__WHAT IS BEING ASKED__: Quote every line as written. Omit pictures.

Dataset items
--*--

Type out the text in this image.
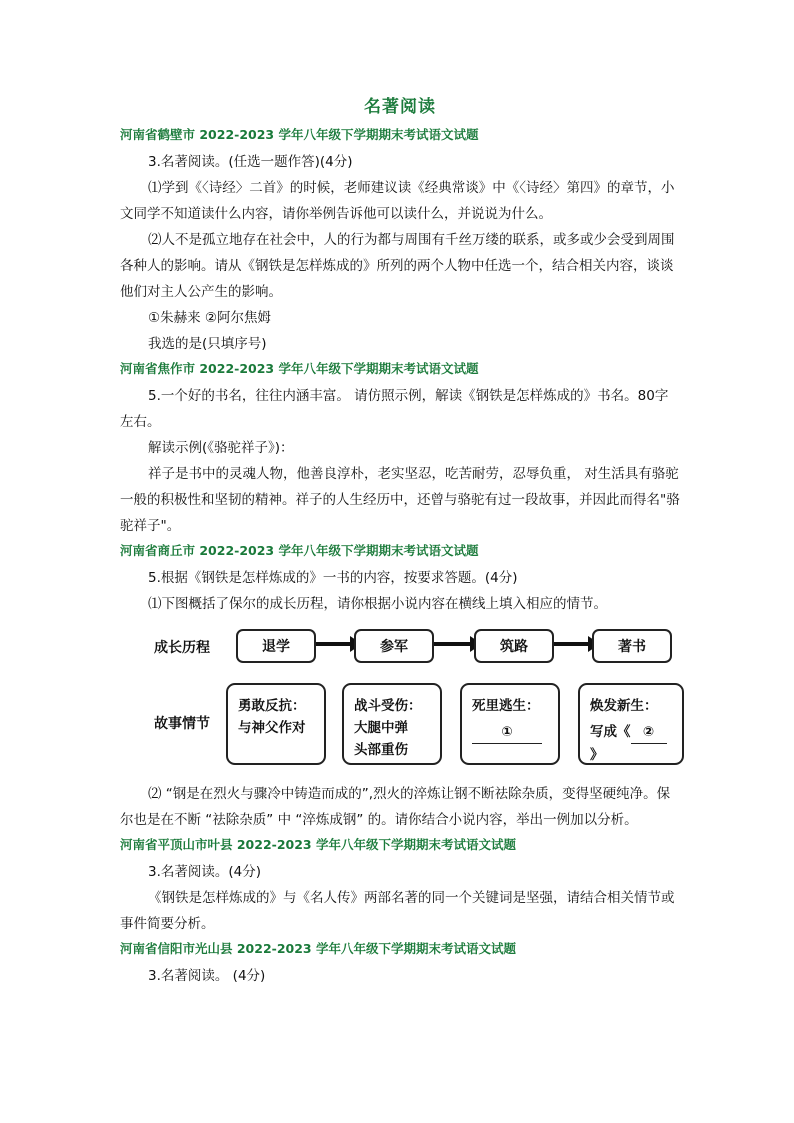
名著阅读
河南省鹤壁市 2022-2023 学年八年级下学期期末考试语文试题

3.名著阅读。(任选一题作答)(4分)

⑴学到《〈诗经〉二首》的时候，老师建议读《经典常谈》中《〈诗经〉第四》的章节，小文同学不知道读什么内容，请你举例告诉他可以读什么，并说说为什么。

⑵人不是孤立地存在社会中，人的行为都与周围有千丝万缕的联系，或多或少会受到周围各种人的影响。请从《钢铁是怎样炼成的》所列的两个人物中任选一个，结合相关内容，谈谈他们对主人公产生的影响。

①朱赫来 ②阿尔焦姆

我选的是(只填序号)

河南省焦作市 2022-2023 学年八年级下学期期末考试语文试题

5.一个好的书名，往往内涵丰富。 请仿照示例，解读《钢铁是怎样炼成的》书名。80字左右。

解读示例(《骆驼祥子》)：

祥子是书中的灵魂人物，他善良淳朴，老实坚忍，吃苦耐劳，忍辱负重， 对生活具有骆驼一般的积极性和坚韧的精神。祥子的人生经历中，还曾与骆驼有过一段故事，并因此而得名"骆驼祥子"。

河南省商丘市 2022-2023 学年八年级下学期期末考试语文试题

5.根据《钢铁是怎样炼成的》一书的内容，按要求答题。(4分)

⑴下图概括了保尔的成长历程，请你根据小说内容在横线上填入相应的情节。

成长历程
故事情节
退学	参军	筑路	著书
勇敢反抗：
与神父作对
战斗受伤：
大腿中弹
头部重伤
死里逃生：
①
焕发新生：
写成《 ②》

⑵ “钢是在烈火与骤冷中铸造而成的”,烈火的淬炼让钢不断祛除杂质，变得坚硬纯净。保尔也是在不断 “祛除杂质” 中 “淬炼成钢” 的。请你结合小说内容，举出一例加以分析。

河南省平顶山市叶县 2022-2023 学年八年级下学期期末考试语文试题

3.名著阅读。(4分)

《钢铁是怎样炼成的》与《名人传》两部名著的同一个关键词是坚强，请结合相关情节或事件简要分析。

河南省信阳市光山县 2022-2023 学年八年级下学期期末考试语文试题

3.名著阅读。 (4分)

--*--

__WRITTEN SOLUTION__:
Type out the text in this image.
名著阅读
河南省鹤壁市 2022-2023 学年八年级下学期期末考试语文试题

3.名著阅读。(任选一题作答)(4分)

⑴学到《〈诗经〉二首》的时候，老师建议读《经典常谈》中《〈诗经〉第四》的章节，小文同学不知道读什么内容，请你举例告诉他可以读什么，并说说为什么。

⑵人不是孤立地存在社会中，人的行为都与周围有千丝万缕的联系，或多或少会受到周围各种人的影响。请从《钢铁是怎样炼成的》所列的两个人物中任选一个，结合相关内容，谈谈他们对主人公产生的影响。

①朱赫来 ②阿尔焦姆

我选的是(只填序号)

河南省焦作市 2022-2023 学年八年级下学期期末考试语文试题

5.一个好的书名，往往内涵丰富。 请仿照示例，解读《钢铁是怎样炼成的》书名。80字左右。

解读示例(《骆驼祥子》)：

祥子是书中的灵魂人物，他善良淳朴，老实坚忍，吃苦耐劳，忍辱负重， 对生活具有骆驼一般的积极性和坚韧的精神。祥子的人生经历中，还曾与骆驼有过一段故事，并因此而得名"骆驼祥子"。

河南省商丘市 2022-2023 学年八年级下学期期末考试语文试题

5.根据《钢铁是怎样炼成的》一书的内容，按要求答题。(4分)

⑴下图概括了保尔的成长历程，请你根据小说内容在横线上填入相应的情节。

成长历程
故事情节
退学	参军	筑路	著书
勇敢反抗：
与神父作对
战斗受伤：
大腿中弹
头部重伤
死里逃生：
①
焕发新生：
写成《 ②》

⑵ “钢是在烈火与骤冷中铸造而成的”,烈火的淬炼让钢不断祛除杂质，变得坚硬纯净。保尔也是在不断 “祛除杂质” 中 “淬炼成钢” 的。请你结合小说内容，举出一例加以分析。

河南省平顶山市叶县 2022-2023 学年八年级下学期期末考试语文试题

3.名著阅读。(4分)

《钢铁是怎样炼成的》与《名人传》两部名著的同一个关键词是坚强，请结合相关情节或事件简要分析。

河南省信阳市光山县 2022-2023 学年八年级下学期期末考试语文试题

3.名著阅读。 (4分)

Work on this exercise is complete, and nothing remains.